(Stored entries)
━━━━━━━━━━━━━━━━━━━━━━━━━━━━━━

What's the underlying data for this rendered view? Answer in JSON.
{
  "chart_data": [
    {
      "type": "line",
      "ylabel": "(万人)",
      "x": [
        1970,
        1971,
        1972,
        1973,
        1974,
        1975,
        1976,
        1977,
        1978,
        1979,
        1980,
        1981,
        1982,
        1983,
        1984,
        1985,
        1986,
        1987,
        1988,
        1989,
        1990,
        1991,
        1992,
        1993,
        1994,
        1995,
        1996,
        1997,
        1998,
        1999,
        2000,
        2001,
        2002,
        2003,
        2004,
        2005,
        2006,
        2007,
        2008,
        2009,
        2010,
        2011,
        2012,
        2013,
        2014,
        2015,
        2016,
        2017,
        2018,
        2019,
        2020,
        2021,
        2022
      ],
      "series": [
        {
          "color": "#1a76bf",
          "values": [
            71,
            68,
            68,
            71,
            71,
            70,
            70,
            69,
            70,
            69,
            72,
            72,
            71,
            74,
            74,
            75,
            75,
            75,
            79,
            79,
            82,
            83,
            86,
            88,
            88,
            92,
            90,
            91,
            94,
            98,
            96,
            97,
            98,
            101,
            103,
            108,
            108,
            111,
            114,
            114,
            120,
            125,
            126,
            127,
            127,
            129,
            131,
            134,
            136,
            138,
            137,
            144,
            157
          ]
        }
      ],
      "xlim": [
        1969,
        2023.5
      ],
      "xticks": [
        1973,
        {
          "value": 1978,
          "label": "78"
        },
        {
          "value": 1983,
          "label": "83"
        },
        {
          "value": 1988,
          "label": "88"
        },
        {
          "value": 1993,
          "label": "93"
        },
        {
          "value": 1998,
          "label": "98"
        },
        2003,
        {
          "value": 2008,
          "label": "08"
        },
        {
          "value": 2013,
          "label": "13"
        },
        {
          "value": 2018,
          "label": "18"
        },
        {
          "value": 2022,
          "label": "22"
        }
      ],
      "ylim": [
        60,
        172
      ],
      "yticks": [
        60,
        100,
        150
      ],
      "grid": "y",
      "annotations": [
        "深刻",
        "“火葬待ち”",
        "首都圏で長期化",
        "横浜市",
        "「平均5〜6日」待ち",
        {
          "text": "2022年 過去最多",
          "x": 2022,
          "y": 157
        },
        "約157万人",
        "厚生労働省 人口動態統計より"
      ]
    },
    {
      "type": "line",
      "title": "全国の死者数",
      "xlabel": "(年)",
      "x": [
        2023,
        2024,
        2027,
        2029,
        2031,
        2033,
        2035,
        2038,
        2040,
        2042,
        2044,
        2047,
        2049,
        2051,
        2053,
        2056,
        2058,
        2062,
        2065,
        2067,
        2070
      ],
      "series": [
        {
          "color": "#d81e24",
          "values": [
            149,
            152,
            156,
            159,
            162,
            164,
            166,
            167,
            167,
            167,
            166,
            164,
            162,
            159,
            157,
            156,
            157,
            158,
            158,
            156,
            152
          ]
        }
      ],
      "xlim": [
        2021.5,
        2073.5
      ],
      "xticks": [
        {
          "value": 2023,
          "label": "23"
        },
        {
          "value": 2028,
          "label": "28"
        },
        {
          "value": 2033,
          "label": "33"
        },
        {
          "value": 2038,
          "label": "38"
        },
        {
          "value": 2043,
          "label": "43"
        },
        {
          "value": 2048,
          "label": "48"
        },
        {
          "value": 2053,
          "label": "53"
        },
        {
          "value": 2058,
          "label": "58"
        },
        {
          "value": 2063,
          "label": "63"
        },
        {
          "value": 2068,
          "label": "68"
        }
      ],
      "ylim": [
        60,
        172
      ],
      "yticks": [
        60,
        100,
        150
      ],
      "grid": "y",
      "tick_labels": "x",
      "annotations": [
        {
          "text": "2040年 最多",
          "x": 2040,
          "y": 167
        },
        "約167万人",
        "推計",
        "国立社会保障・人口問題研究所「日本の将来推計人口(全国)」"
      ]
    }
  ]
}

━━━━━━━━━━━━━━━━━━━━━━━━━━━━━━

### Problem details
Without leaving anything out, give the entries again exactly.

### Solution to this problem
What's the underlying data for this rendered view? Answer in JSON.
{
  "chart_data": [
    {
      "type": "line",
      "ylabel": "(万人)",
      "x": [
        1970,
        1971,
        1972,
        1973,
        1974,
        1975,
        1976,
        1977,
        1978,
        1979,
        1980,
        1981,
        1982,
        1983,
        1984,
        1985,
        1986,
        1987,
        1988,
        1989,
        1990,
        1991,
        1992,
        1993,
        1994,
        1995,
        1996,
        1997,
        1998,
        1999,
        2000,
        2001,
        2002,
        2003,
        2004,
        2005,
        2006,
        2007,
        2008,
        2009,
        2010,
        2011,
        2012,
        2013,
        2014,
        2015,
        2016,
        2017,
        2018,
        2019,
        2020,
        2021,
        2022
      ],
      "series": [
        {
          "color": "#1a76bf",
          "values": [
            71,
            68,
            68,
            71,
            71,
            70,
            70,
            69,
            70,
            69,
            72,
            72,
            71,
            74,
            74,
            75,
            75,
            75,
            79,
            79,
            82,
            83,
            86,
            88,
            88,
            92,
            90,
            91,
            94,
            98,
            96,
            97,
            98,
            101,
            103,
            108,
            108,
            111,
            114,
            114,
            120,
            125,
            126,
            127,
            127,
            129,
            131,
            134,
            136,
            138,
            137,
            144,
            157
          ]
        }
      ],
      "xlim": [
        1969,
        2023.5
      ],
      "xticks": [
        1973,
        {
          "value": 1978,
          "label": "78"
        },
        {
          "value": 1983,
          "label": "83"
        },
        {
          "value": 1988,
          "label": "88"
        },
        {
          "value": 1993,
          "label": "93"
        },
        {
          "value": 1998,
          "label": "98"
        },
        2003,
        {
          "value": 2008,
          "label": "08"
        },
        {
          "value": 2013,
          "label": "13"
        },
        {
          "value": 2018,
          "label": "18"
        },
        {
          "value": 2022,
          "label": "22"
        }
      ],
      "ylim": [
        60,
        172
      ],
      "yticks": [
        60,
        100,
        150
      ],
      "grid": "y",
      "annotations": [
        "深刻",
        "“火葬待ち”",
        "首都圏で長期化",
        "横浜市",
        "「平均5〜6日」待ち",
        {
          "text": "2022年 過去最多",
          "x": 2022,
          "y": 157
        },
        "約157万人",
        "厚生労働省 人口動態統計より"
      ]
    },
    {
      "type": "line",
      "title": "全国の死者数",
      "xlabel": "(年)",
      "x": [
        2023,
        2024,
        2027,
        2029,
        2031,
        2033,
        2035,
        2038,
        2040,
        2042,
        2044,
        2047,
        2049,
        2051,
        2053,
        2056,
        2058,
        2062,
        2065,
        2067,
        2070
      ],
      "series": [
        {
          "color": "#d81e24",
          "values": [
            149,
            152,
            156,
            159,
            162,
            164,
            166,
            167,
            167,
            167,
            166,
            164,
            162,
            159,
            157,
            156,
            157,
            158,
            158,
            156,
            152
          ]
        }
      ],
      "xlim": [
        2021.5,
        2073.5
      ],
      "xticks": [
        {
          "value": 2023,
          "label": "23"
        },
        {
          "value": 2028,
          "label": "28"
        },
        {
          "value": 2033,
          "label": "33"
        },
        {
          "value": 2038,
          "label": "38"
        },
        {
          "value": 2043,
          "label": "43"
        },
        {
          "value": 2048,
          "label": "48"
        },
        {
          "value": 2053,
          "label": "53"
        },
        {
          "value": 2058,
          "label": "58"
        },
        {
          "value": 2063,
          "label": "63"
        },
        {
          "value": 2068,
          "label": "68"
        }
      ],
      "ylim": [
        60,
        172
      ],
      "yticks": [
        60,
        100,
        150
      ],
      "grid": "y",
      "tick_labels": "x",
      "annotations": [
        {
          "text": "2040年 最多",
          "x": 2040,
          "y": 167
        },
        "約167万人",
        "推計",
        "国立社会保障・人口問題研究所「日本の将来推計人口(全国)」"
      ]
    }
  ]
}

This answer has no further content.